Records to use:

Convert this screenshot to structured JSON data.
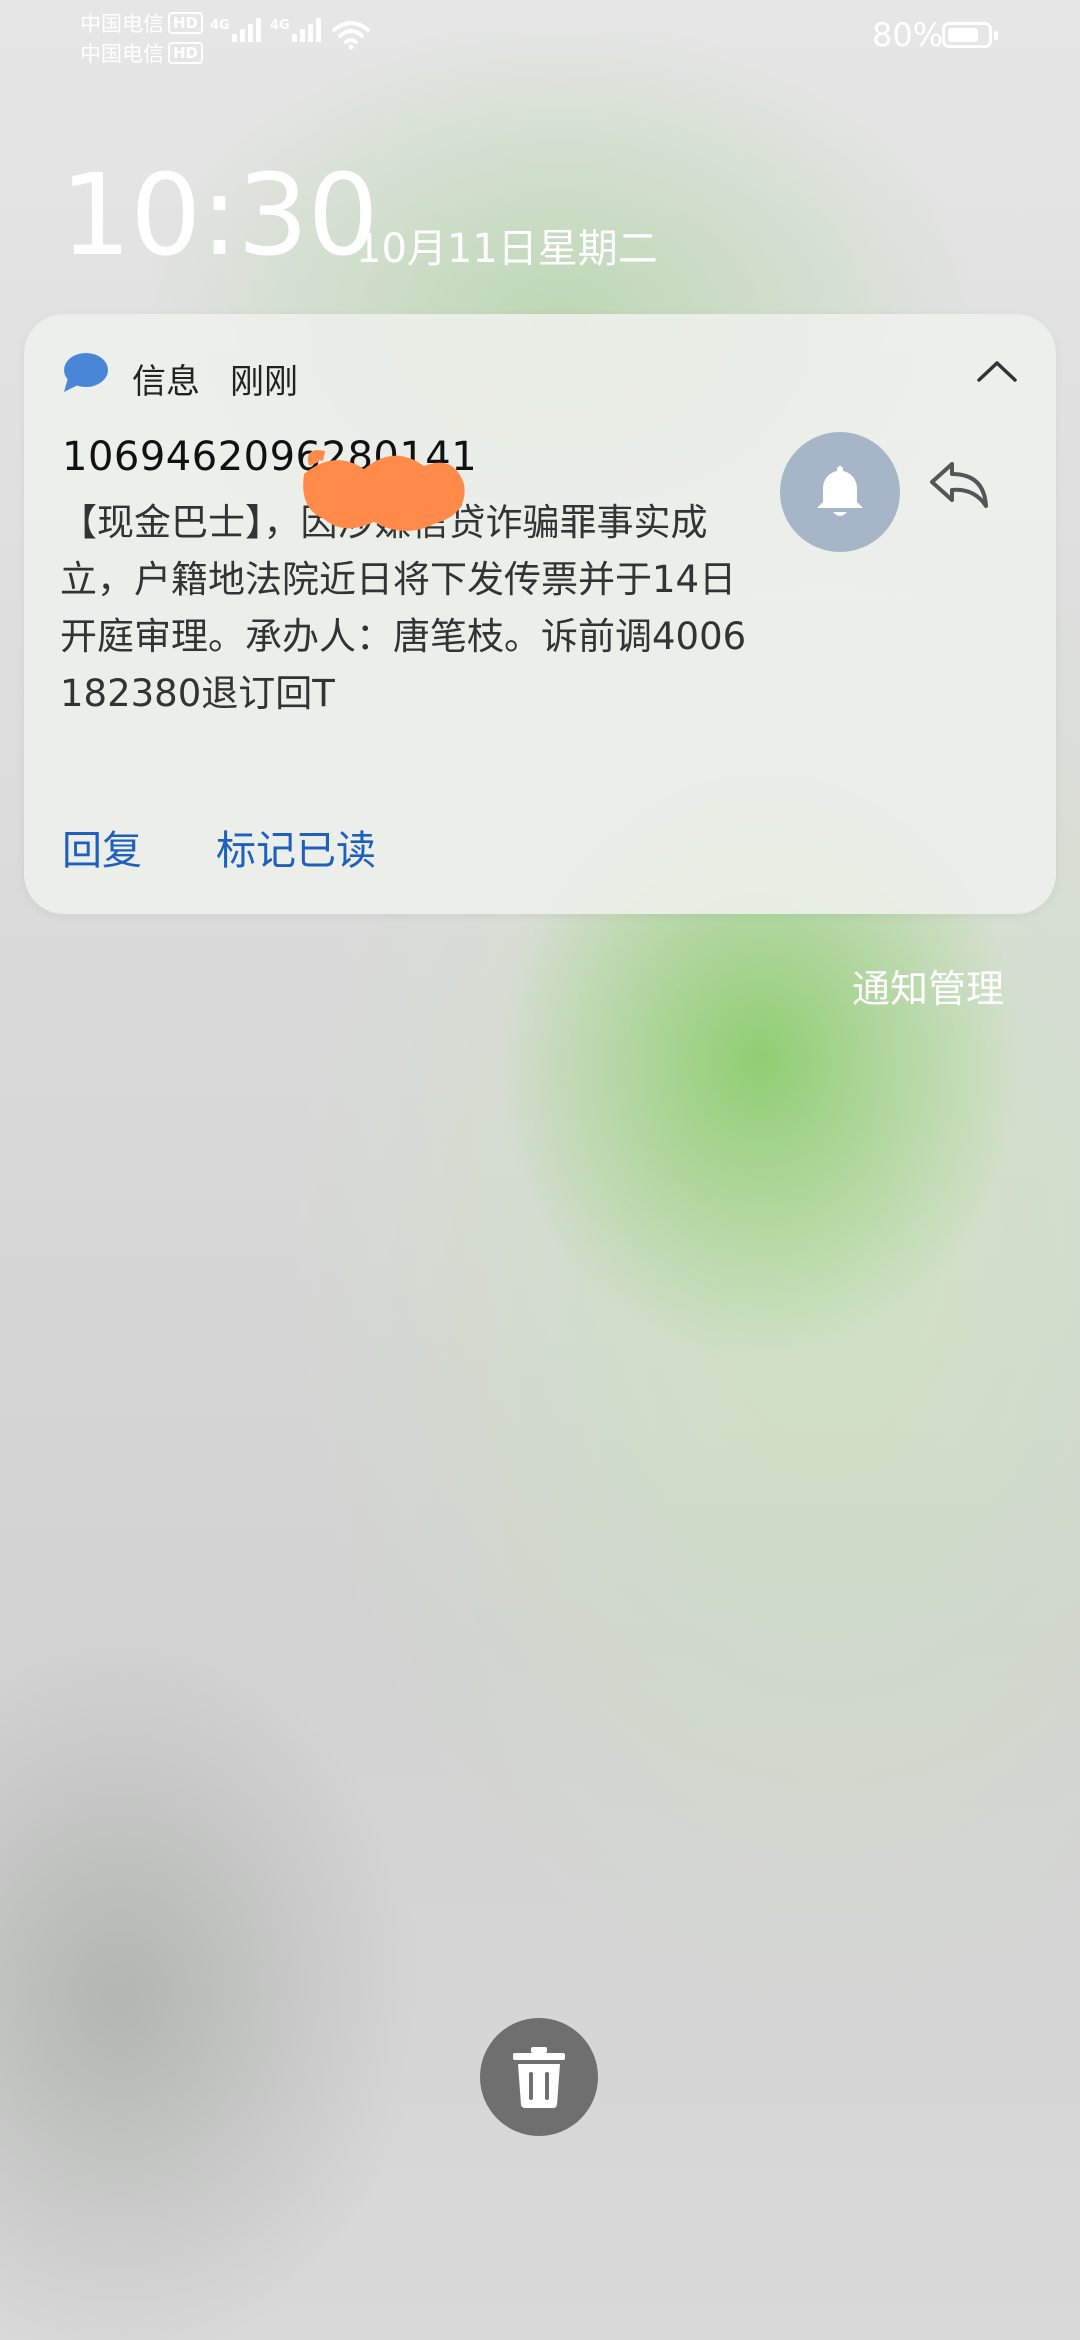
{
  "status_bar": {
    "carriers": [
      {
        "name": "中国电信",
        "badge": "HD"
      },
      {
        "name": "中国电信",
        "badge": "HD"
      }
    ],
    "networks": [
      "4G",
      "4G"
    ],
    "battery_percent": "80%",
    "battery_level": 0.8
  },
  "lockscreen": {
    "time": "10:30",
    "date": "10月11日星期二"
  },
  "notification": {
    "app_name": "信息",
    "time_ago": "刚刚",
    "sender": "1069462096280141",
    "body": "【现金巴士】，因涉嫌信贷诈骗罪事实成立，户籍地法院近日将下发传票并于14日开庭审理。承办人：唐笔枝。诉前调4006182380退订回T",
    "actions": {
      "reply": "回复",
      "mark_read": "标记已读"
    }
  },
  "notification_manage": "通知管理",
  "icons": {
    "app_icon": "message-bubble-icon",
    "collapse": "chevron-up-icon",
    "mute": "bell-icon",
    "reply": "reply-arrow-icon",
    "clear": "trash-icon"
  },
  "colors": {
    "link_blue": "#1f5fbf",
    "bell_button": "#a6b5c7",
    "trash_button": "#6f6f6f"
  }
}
* * *
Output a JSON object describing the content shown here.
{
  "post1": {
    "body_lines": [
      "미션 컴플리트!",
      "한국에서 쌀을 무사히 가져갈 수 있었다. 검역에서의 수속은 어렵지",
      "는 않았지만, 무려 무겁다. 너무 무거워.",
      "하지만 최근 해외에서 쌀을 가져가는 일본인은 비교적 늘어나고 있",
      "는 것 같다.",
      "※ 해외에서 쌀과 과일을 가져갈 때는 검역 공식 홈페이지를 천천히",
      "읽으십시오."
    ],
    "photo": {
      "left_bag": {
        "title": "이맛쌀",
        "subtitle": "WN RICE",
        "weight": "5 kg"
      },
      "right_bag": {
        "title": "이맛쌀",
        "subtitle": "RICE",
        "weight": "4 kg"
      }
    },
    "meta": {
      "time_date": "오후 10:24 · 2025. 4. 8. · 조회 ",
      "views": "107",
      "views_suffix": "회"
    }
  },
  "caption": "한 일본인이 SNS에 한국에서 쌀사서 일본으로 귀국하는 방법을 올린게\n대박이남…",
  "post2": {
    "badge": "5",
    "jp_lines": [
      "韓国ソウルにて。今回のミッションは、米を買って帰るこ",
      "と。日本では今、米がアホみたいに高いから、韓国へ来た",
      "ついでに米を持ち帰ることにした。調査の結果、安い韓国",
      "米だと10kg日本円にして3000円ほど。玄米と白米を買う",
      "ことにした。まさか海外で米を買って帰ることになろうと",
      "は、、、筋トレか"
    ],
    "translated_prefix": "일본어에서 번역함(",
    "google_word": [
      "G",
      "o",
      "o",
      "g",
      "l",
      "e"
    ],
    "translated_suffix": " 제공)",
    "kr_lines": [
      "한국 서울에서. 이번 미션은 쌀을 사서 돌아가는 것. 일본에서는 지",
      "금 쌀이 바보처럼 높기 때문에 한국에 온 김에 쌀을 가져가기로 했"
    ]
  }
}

Exercise directions: Using the records above, pull out each line where the word "한국에서" occurs.

Solution:
      "한국에서 쌀을 무사히 가져갈 수 있었다. 검역에서의 수속은 어렵지",
  "caption": "한 일본인이 SNS에 한국에서 쌀사서 일본으로 귀국하는 방법을 올린게\n대박이남…",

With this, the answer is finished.